• [AUFGABE A]: Schreib aus den Einträgen die Zeilen genau ab. Fang bei der Zeile mit "575, 80, 593]" an und hör nach der Zeile mit "498, 431, 516]" auf.

-------------------------

Romankritik: Kürzere Tage, von Anna Katharina Hahn (2009) – 6/10

Anna Katharina Hahn schreibt psychologisch sehr genau und nachvollziehbar, wenn auch zu dialogarm. Der Roman wurde ins Englische übersetzt und für den Deutschen Buchpreis 2009 gelonglistet. Englischsprachige Romane sind durch die Bank besser als deutsche, aber aus psychohygienischen Gründen muss ich doch um 50% Deutsches lesen; zu diesem Programm gehört auch Kürzere Tage.

Frauen und Kinder:

Hauptfiguren sind zwei bis Seite 76 von 222 unverbundene Frauen um die 30, von denen die Autorin zunächst abwechselnd erzählt.

Wichtige Nebenfiguren sind die 4 Kinder der 2 Frauen:

Felicitas Lippe glänzt geschwollen unter einer Schicht Wundsalbe, sie schnauft mit offenem Mund, der Atem ist warm und riecht nach Kinderzahnpasta…. “Mein Eimer ist voll, Mama.” ” Meiner auch!“… Judith ist dankbar dafür, daß ((sic)) ihre Kinder mit der homöopathischen Hausapotheke auskommen. Nie stellte sich die Frage nach Stärkerem, Antibiotika etwa oder Kortison. Was würde sie tun, wenn sich diese kleinen Körper im Schmerz aufbäumten… Leonie greift nach dem Eimer, den Uli ihr hinhält. Sie füllt Förmchen… umschwebt von Milchdunst und Wochenfluß ((sic)), neben Judiths rubinrot gesaugten Brustwarzen

Das muss man mögen.

-------------------------

• [AUFGABE B]:
Beantworte anhand der Romankritik:
(i) Wie viele von 10 Punkten bekommt der Roman?
(ii) Für welchen Preis stand der Roman auf der Longlist?
(iii) Bis zu welcher Seite sind die beiden Hauptfiguren unverbunden?

-------------------------

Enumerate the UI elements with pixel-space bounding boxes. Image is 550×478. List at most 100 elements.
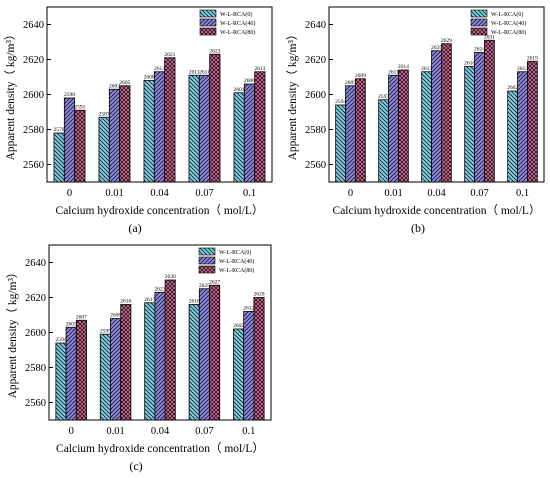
x-tick-label: 0.04 xyxy=(150,188,169,199)
y-tick-label: 2560 xyxy=(305,160,326,171)
x-tick-label: 0.07 xyxy=(195,188,213,199)
bar xyxy=(53,132,65,183)
y-tick-label: 2620 xyxy=(25,293,46,304)
bar xyxy=(209,53,221,183)
bar xyxy=(233,328,245,421)
legend-swatch xyxy=(198,247,216,256)
data-label: 2627 xyxy=(209,279,220,285)
data-label: 2613 xyxy=(154,66,165,72)
bar xyxy=(188,304,200,421)
data-label: 2629 xyxy=(441,38,452,44)
bar xyxy=(431,50,442,183)
bar xyxy=(243,311,255,421)
data-label: 2602 xyxy=(233,323,244,329)
y-tick-label: 2580 xyxy=(23,125,44,136)
y-tick-label: 2620 xyxy=(305,55,326,66)
data-label: 2613 xyxy=(421,66,432,72)
data-label: 2598 xyxy=(64,92,75,98)
y-tick-label: 2640 xyxy=(25,258,46,269)
legend-label: W-L-RCA(80) xyxy=(219,267,254,274)
data-label: 2607 xyxy=(76,314,87,320)
data-label: 2597 xyxy=(378,94,389,100)
data-label: 2625 xyxy=(199,283,210,289)
bar xyxy=(74,109,86,183)
legend-swatch xyxy=(198,265,216,274)
x-tick-label: 0.01 xyxy=(106,426,124,437)
legend-swatch xyxy=(470,9,488,18)
data-label: 2613 xyxy=(254,66,265,72)
legend-label: W-L-RCA(0) xyxy=(219,249,251,256)
y-tick-label: 2640 xyxy=(305,20,326,31)
y-tick-label: 2600 xyxy=(25,328,46,339)
data-label: 2605 xyxy=(119,80,130,86)
data-label: 2625 xyxy=(431,45,442,51)
data-label: 2631 xyxy=(484,34,495,40)
data-label: 2612 xyxy=(243,306,254,312)
y-axis-label: Apparent density（ kg/m³） xyxy=(6,267,19,399)
x-tick-label: 0.04 xyxy=(427,188,446,199)
y-tick-label: 2580 xyxy=(305,125,326,136)
x-tick-label: 0 xyxy=(69,426,74,437)
y-tick-label: 2600 xyxy=(23,90,44,101)
x-tick-label: 0.01 xyxy=(105,188,123,199)
bar xyxy=(144,302,156,421)
data-label: 2591 xyxy=(74,104,85,110)
x-axis-label: Calcium hydroxide concentration（ mol/L） xyxy=(56,204,264,217)
data-label: 2623 xyxy=(155,286,166,292)
bar xyxy=(464,66,475,183)
bar xyxy=(198,74,211,183)
data-label: 2616 xyxy=(464,61,475,67)
data-label: 2601 xyxy=(234,87,245,93)
legend-swatch xyxy=(199,18,217,27)
bar xyxy=(421,71,432,183)
data-label: 2616 xyxy=(120,299,131,305)
legend-swatch xyxy=(199,9,217,18)
x-tick-label: 0 xyxy=(348,188,353,199)
data-label: 2578 xyxy=(54,127,65,133)
bar xyxy=(345,85,356,183)
y-axis-label: Apparent density（ kg/m³） xyxy=(4,29,17,161)
data-label: 2616 xyxy=(189,299,200,305)
y-tick-label: 2600 xyxy=(305,90,326,101)
bar xyxy=(517,71,528,183)
data-label: 2624 xyxy=(474,47,485,53)
bar xyxy=(474,52,485,183)
bar xyxy=(119,85,131,183)
y-tick-label: 2640 xyxy=(23,20,44,31)
bar xyxy=(254,71,266,183)
bar xyxy=(198,288,210,421)
bar xyxy=(398,69,409,183)
chart-panel-2: 2560 2580 2600 2620 2640 Apparent density（ kg… xyxy=(6,244,272,473)
bar xyxy=(378,99,389,183)
panel-label: (c) xyxy=(129,459,142,473)
panel-label: (a) xyxy=(128,221,141,235)
data-label: 2603 xyxy=(109,83,120,89)
x-axis-label: Calcium hydroxide concentration（ mol/L） xyxy=(56,442,264,455)
chart-panel-0: 2560 2580 2600 2620 2640 Apparent density（ kg… xyxy=(4,6,273,235)
bar xyxy=(164,279,176,421)
bar xyxy=(441,43,452,183)
data-label: 2609 xyxy=(355,73,366,79)
legend-label: W-L-RCA(80) xyxy=(220,29,255,36)
data-label: 2621 xyxy=(164,52,175,58)
y-tick-label: 2620 xyxy=(23,55,44,66)
bar xyxy=(110,318,122,421)
bar xyxy=(164,57,176,183)
bar xyxy=(153,71,166,183)
legend-swatch xyxy=(470,18,488,27)
data-label: 2620 xyxy=(254,292,265,298)
y-tick-label: 2580 xyxy=(25,363,46,374)
bar xyxy=(55,342,67,421)
bar xyxy=(75,319,87,421)
data-label: 2630 xyxy=(165,274,176,280)
data-label: 2613 xyxy=(517,66,528,72)
bar xyxy=(143,80,155,183)
legend-label: W-L-RCA(0) xyxy=(220,11,252,18)
data-label: 2594 xyxy=(55,337,66,343)
legend-swatch xyxy=(198,256,216,265)
y-tick-label: 2560 xyxy=(23,160,44,171)
y-tick-label: 2560 xyxy=(25,398,46,409)
bar xyxy=(233,92,245,183)
chart-panel-1: 2560 2580 2600 2620 2640 Apparent density（ kg… xyxy=(286,6,545,235)
data-label: 2614 xyxy=(398,64,409,70)
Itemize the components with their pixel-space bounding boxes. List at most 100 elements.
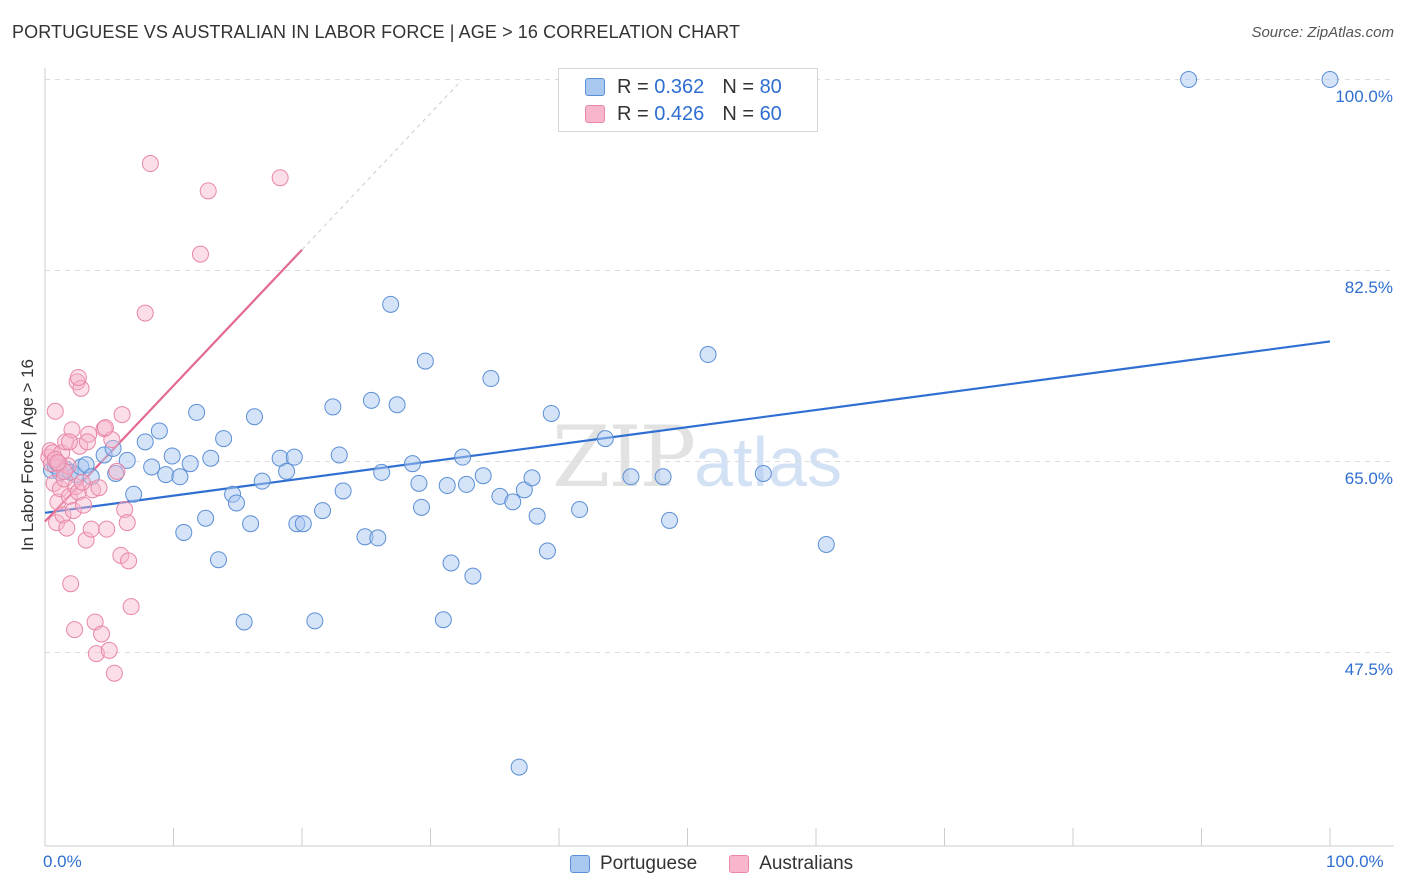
australians-point	[62, 575, 80, 593]
australians-point	[100, 641, 118, 659]
australians-point	[46, 450, 64, 468]
portuguese-point	[654, 468, 672, 486]
portuguese-point	[754, 465, 772, 483]
portuguese-point	[382, 295, 400, 313]
portuguese-point	[285, 448, 303, 466]
australians-point	[78, 433, 96, 451]
portuguese-point	[1180, 71, 1198, 88]
series-legend: Portuguese Australians	[570, 852, 885, 876]
australians-point	[118, 514, 136, 532]
australians-point	[96, 419, 114, 437]
portuguese-point	[334, 482, 352, 500]
portuguese-point	[373, 463, 391, 481]
portuguese-point	[245, 408, 263, 426]
portuguese-point	[306, 612, 324, 630]
australians-point	[60, 487, 78, 505]
portuguese-point	[209, 551, 227, 569]
portuguese-point	[464, 567, 482, 585]
legend-r-label: R =	[617, 75, 649, 98]
portuguese-point	[1321, 71, 1339, 88]
portuguese-point	[413, 498, 431, 516]
australians-point	[199, 182, 217, 200]
legend-item-australians: Australians	[729, 853, 853, 875]
portuguese-point	[242, 515, 260, 533]
australians-point	[87, 645, 105, 663]
portuguese-point	[515, 481, 533, 499]
x-tick-label-100: 100.0%	[1326, 852, 1384, 871]
portuguese-point	[474, 467, 492, 485]
chart-title: PORTUGUESE VS AUSTRALIAN IN LABOR FORCE …	[12, 22, 741, 42]
australians-point	[66, 621, 84, 639]
australians-point	[105, 664, 123, 682]
portuguese-point	[596, 430, 614, 448]
portuguese-swatch-icon	[570, 855, 590, 873]
portuguese-point	[197, 509, 215, 527]
portuguese-point	[330, 446, 348, 464]
portuguese-point	[510, 758, 528, 776]
legend-row-australians: R = 0.426 N = 60	[585, 102, 782, 126]
australians-point	[90, 479, 108, 497]
australians-point	[54, 506, 72, 524]
portuguese-point	[181, 455, 199, 473]
portuguese-point	[442, 554, 460, 572]
australians-point	[271, 169, 289, 187]
portuguese-point	[571, 501, 589, 519]
portuguese-point	[434, 611, 452, 629]
x-tick-label-0: 0.0%	[43, 852, 82, 871]
portuguese-point	[136, 433, 154, 451]
portuguese-point	[661, 511, 679, 529]
australians-point	[72, 379, 90, 397]
portuguese-point	[542, 404, 560, 422]
portuguese-point	[143, 458, 161, 476]
portuguese-point	[324, 398, 342, 416]
portuguese-point	[622, 468, 640, 486]
australians-point	[77, 531, 95, 549]
portuguese-point	[482, 370, 500, 388]
australians-point	[122, 598, 140, 616]
portuguese-point	[538, 542, 556, 560]
portuguese-point	[175, 523, 193, 541]
australians-point	[98, 520, 116, 538]
legend-row-portuguese: R = 0.362 N = 80	[585, 75, 782, 99]
australians-point	[136, 304, 154, 322]
y-tick-label-82-5: 82.5%	[1344, 278, 1393, 297]
portuguese-point	[438, 477, 456, 495]
portuguese-swatch-icon	[585, 78, 605, 96]
legend-r-value-australians: 0.426	[654, 102, 705, 125]
trendline-australians-extension	[301, 80, 462, 251]
portuguese-point	[104, 439, 122, 457]
portuguese-point	[362, 391, 380, 409]
australians-point	[69, 483, 87, 501]
australians-point	[93, 625, 111, 643]
australians-point	[73, 473, 91, 491]
australians-swatch-icon	[729, 855, 750, 873]
legend-n-value-portuguese: 80	[759, 75, 782, 98]
legend-label-australians: Australians	[759, 853, 854, 874]
australians-point	[71, 437, 89, 455]
portuguese-point	[202, 449, 220, 467]
y-tick-label-100: 100.0%	[1335, 87, 1393, 106]
australians-point	[116, 501, 134, 519]
australians-point	[113, 406, 131, 424]
legend-label-portuguese: Portuguese	[600, 853, 698, 874]
portuguese-point	[188, 403, 206, 421]
portuguese-point	[125, 485, 143, 503]
portuguese-point	[150, 422, 168, 440]
australians-point	[82, 520, 100, 538]
australians-point	[60, 433, 78, 451]
portuguese-point	[528, 507, 546, 525]
portuguese-point	[404, 455, 422, 473]
portuguese-point	[699, 346, 717, 364]
portuguese-point	[215, 430, 233, 448]
portuguese-point	[369, 529, 387, 547]
portuguese-point	[388, 396, 406, 414]
portuguese-point	[523, 469, 541, 487]
portuguese-point	[314, 502, 332, 520]
australians-point	[49, 454, 67, 472]
legend-n-value-australians: 60	[759, 102, 782, 125]
portuguese-point	[454, 448, 472, 466]
australians-point	[69, 368, 87, 386]
legend-n-label: N =	[722, 102, 754, 125]
portuguese-point	[163, 447, 181, 465]
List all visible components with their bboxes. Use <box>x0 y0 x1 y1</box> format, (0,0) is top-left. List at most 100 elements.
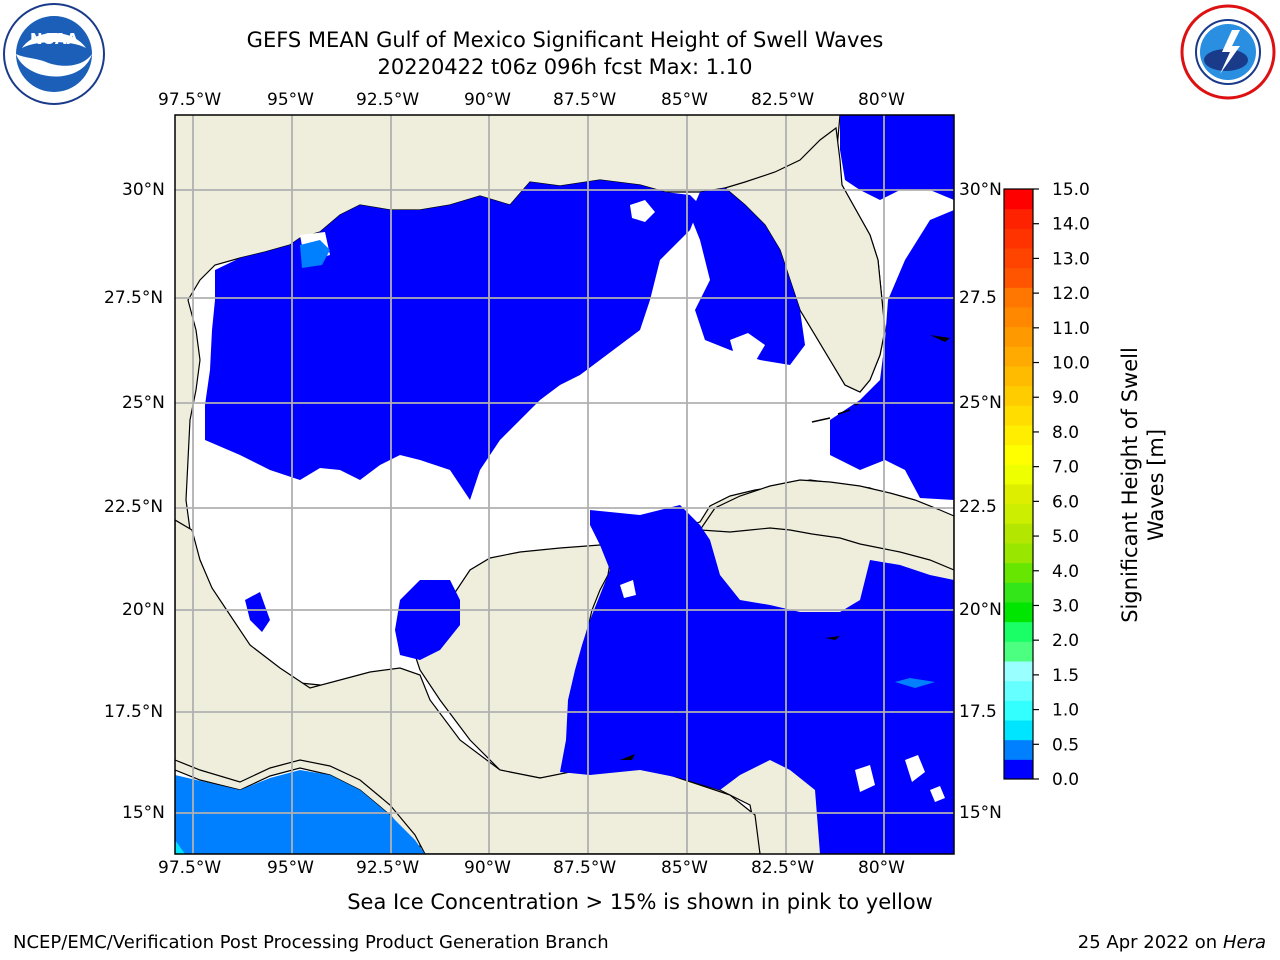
swell-region-west-gulf-small <box>245 592 270 632</box>
colorbar-segment <box>1004 326 1033 347</box>
swell-patch-caribbean <box>895 678 935 688</box>
swell-gap-6 <box>620 580 636 598</box>
swell-gap-2 <box>730 333 765 362</box>
lat-tick-right-20n: 20°N <box>959 600 1002 620</box>
colorbar-label: Significant Height of Swell Waves [m] <box>1117 347 1169 623</box>
lon-tick-bottom-80w: 80°W <box>858 858 905 878</box>
colorbar-segment <box>1004 562 1033 583</box>
swell-gap-1 <box>630 200 655 222</box>
colorbar-tick-label: 5.0 <box>1052 527 1079 547</box>
footer-host: Hera <box>1222 932 1266 953</box>
colorbar-segment <box>1004 720 1033 741</box>
cuba-island <box>698 479 954 571</box>
colorbar-segment <box>1004 425 1033 446</box>
lon-tick-bottom-82.5w: 82.5°W <box>751 858 815 878</box>
lon-tick-bottom-95w: 95°W <box>267 858 314 878</box>
colorbar-tick-label: 15.0 <box>1052 180 1090 200</box>
sea-ice-note: Sea Ice Concentration > 15% is shown in … <box>347 890 933 914</box>
lon-tick-top-92.5w: 92.5°W <box>356 90 420 110</box>
swell-gap-3 <box>855 765 875 792</box>
colorbar-tick-label: 10.0 <box>1052 354 1090 374</box>
swell-gap-5 <box>930 786 945 802</box>
lon-tick-bottom-92.5w: 92.5°W <box>356 858 420 878</box>
honduras-island <box>620 754 635 760</box>
lat-tick-right-30n: 30°N <box>959 180 1002 200</box>
cayman-island <box>825 636 840 640</box>
lon-tick-bottom-87.5w: 87.5°W <box>553 858 617 878</box>
swell-region-caribbean <box>560 505 954 854</box>
lat-tick-right-27.5n: 27.5 <box>959 288 997 308</box>
colorbar-segment <box>1004 661 1033 682</box>
bahama-island <box>930 335 950 342</box>
lon-tick-bottom-97.5w: 97.5°W <box>158 858 222 878</box>
colorbar-tick-label: 6.0 <box>1052 492 1079 512</box>
lon-tick-top-80w: 80°W <box>858 90 905 110</box>
colorbar <box>1003 188 1034 780</box>
swell-region-north-gulf <box>205 180 700 500</box>
map-frame <box>174 114 955 855</box>
lat-tick-left-17.5n: 17.5°N <box>104 702 164 722</box>
lat-tick-right-15n: 15°N <box>959 803 1002 823</box>
pacific-swell-region <box>175 770 425 854</box>
colorbar-segment <box>1004 700 1033 721</box>
colorbar-segment <box>1004 503 1033 524</box>
nws-logo <box>1180 4 1276 100</box>
swell-region-east-gulf <box>690 188 805 365</box>
noaa-logo: NOAA <box>3 3 105 105</box>
lon-tick-bottom-90w: 90°W <box>464 858 511 878</box>
lat-tick-left-27.5n: 27.5°N <box>104 288 164 308</box>
colorbar-segment <box>1004 267 1033 288</box>
lat-tick-right-22.5n: 22.5 <box>959 497 997 517</box>
colorbar-segment <box>1004 208 1033 229</box>
colorbar-segment <box>1004 759 1033 780</box>
colorbar-segment <box>1004 602 1033 623</box>
chart-subtitle-run: 20220422 t06z 096h fcst Max: 1.10 <box>377 55 753 79</box>
colorbar-tick-label: 12.0 <box>1052 284 1090 304</box>
lat-tick-left-15n: 15°N <box>122 803 165 823</box>
colorbar-tick-label: 2.0 <box>1052 631 1079 651</box>
lon-tick-top-82.5w: 82.5°W <box>751 90 815 110</box>
noaa-logo-text: NOAA <box>30 30 79 48</box>
colorbar-label-line2: Waves [m] <box>1144 428 1168 542</box>
colorbar-tick-label: 0.5 <box>1052 735 1079 755</box>
colorbar-segment <box>1004 366 1033 387</box>
colorbar-segment <box>1004 543 1033 564</box>
lon-tick-bottom-85w: 85°W <box>661 858 708 878</box>
lon-tick-top-90w: 90°W <box>464 90 511 110</box>
swell-gap-4 <box>905 755 925 782</box>
colorbar-segment <box>1004 248 1033 269</box>
colorbar-segment <box>1004 385 1033 406</box>
pacific-swell-peak <box>175 840 185 854</box>
lon-tick-top-97.5w: 97.5°W <box>158 90 222 110</box>
colorbar-tick-label: 13.0 <box>1052 249 1090 269</box>
colorbar-segment <box>1004 405 1033 426</box>
chart-title: GEFS MEAN Gulf of Mexico Significant Hei… <box>246 28 884 52</box>
colorbar-segment <box>1004 189 1033 210</box>
colorbar-frame <box>1003 188 1034 780</box>
map-gridlines <box>175 115 954 854</box>
colorbar-segment <box>1004 346 1033 367</box>
footer-credit: NCEP/EMC/Verification Post Processing Pr… <box>13 932 609 953</box>
colorbar-segment <box>1004 523 1033 544</box>
colorbar-tick-label: 9.0 <box>1052 388 1079 408</box>
colorbar-segment <box>1004 444 1033 465</box>
swell-region-bay-campeche <box>395 580 460 660</box>
colorbar-segment <box>1004 464 1033 485</box>
lat-tick-right-17.5n: 17.5 <box>959 702 997 722</box>
lat-tick-left-22.5n: 22.5°N <box>104 497 164 517</box>
colorbar-tick-label: 4.0 <box>1052 562 1079 582</box>
colorbar-segment <box>1004 680 1033 701</box>
colorbar-segment <box>1004 582 1033 603</box>
swell-patch-texas <box>300 240 330 268</box>
colorbar-tick-label: 14.0 <box>1052 215 1090 235</box>
lon-tick-top-85w: 85°W <box>661 90 708 110</box>
colorbar-tick-label: 1.5 <box>1052 666 1079 686</box>
colorbar-segment <box>1004 287 1033 308</box>
colorbar-ticks: 0.0 0.5 1.0 1.5 2.0 3.0 4.0 5.0 6.0 7.0 8.0 9.0 10.0… <box>1033 180 1090 790</box>
lat-tick-right-25n: 25°N <box>959 393 1002 413</box>
colorbar-segment <box>1004 307 1033 328</box>
footer-date-text: 25 Apr 2022 on <box>1077 932 1223 953</box>
colorbar-segment <box>1004 621 1033 642</box>
footer-date: 25 Apr 2022 on Hera <box>1078 932 1266 953</box>
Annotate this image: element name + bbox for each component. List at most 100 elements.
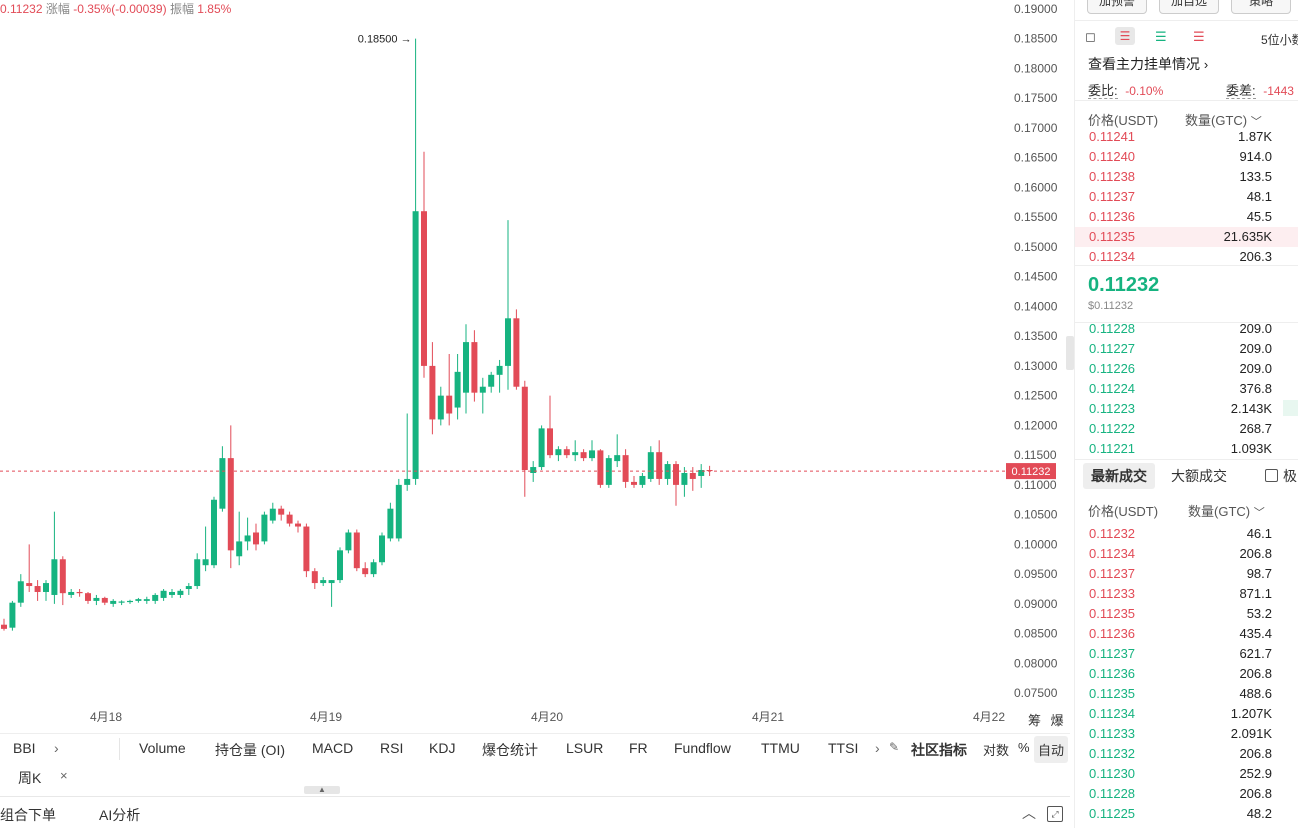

-------------------------

• [LÖSUNG A]:
australians-point	[62, 575, 80, 593]
australians-point	[100, 641, 118, 659]
australians-point	[46, 450, 64, 468]
portuguese-point	[654, 468, 672, 486]
portuguese-point	[754, 465, 772, 483]
portuguese-point	[382, 295, 400, 313]
portuguese-point	[285, 448, 303, 466]
australians-point	[78, 433, 96, 451]
portuguese-point	[1180, 71, 1198, 88]
series-legend: Portuguese Australians	[570, 852, 885, 876]
australians-point	[118, 514, 136, 532]
australians-point	[96, 419, 114, 437]
portuguese-point	[334, 482, 352, 500]
portuguese-point	[373, 463, 391, 481]
portuguese-point	[245, 408, 263, 426]
portuguese-point	[306, 612, 324, 630]
australians-point	[60, 487, 78, 505]
portuguese-point	[209, 551, 227, 569]
portuguese-point	[464, 567, 482, 585]
legend-r-label: R =	[617, 75, 649, 98]
portuguese-point	[1321, 71, 1339, 88]
portuguese-point	[413, 498, 431, 516]

• [LÖSUNG B]:
(i) 6 von 10 Punkten.
(ii) Für den Deutschen Buchpreis 2009.
(iii) Bis Seite 76 (von 222).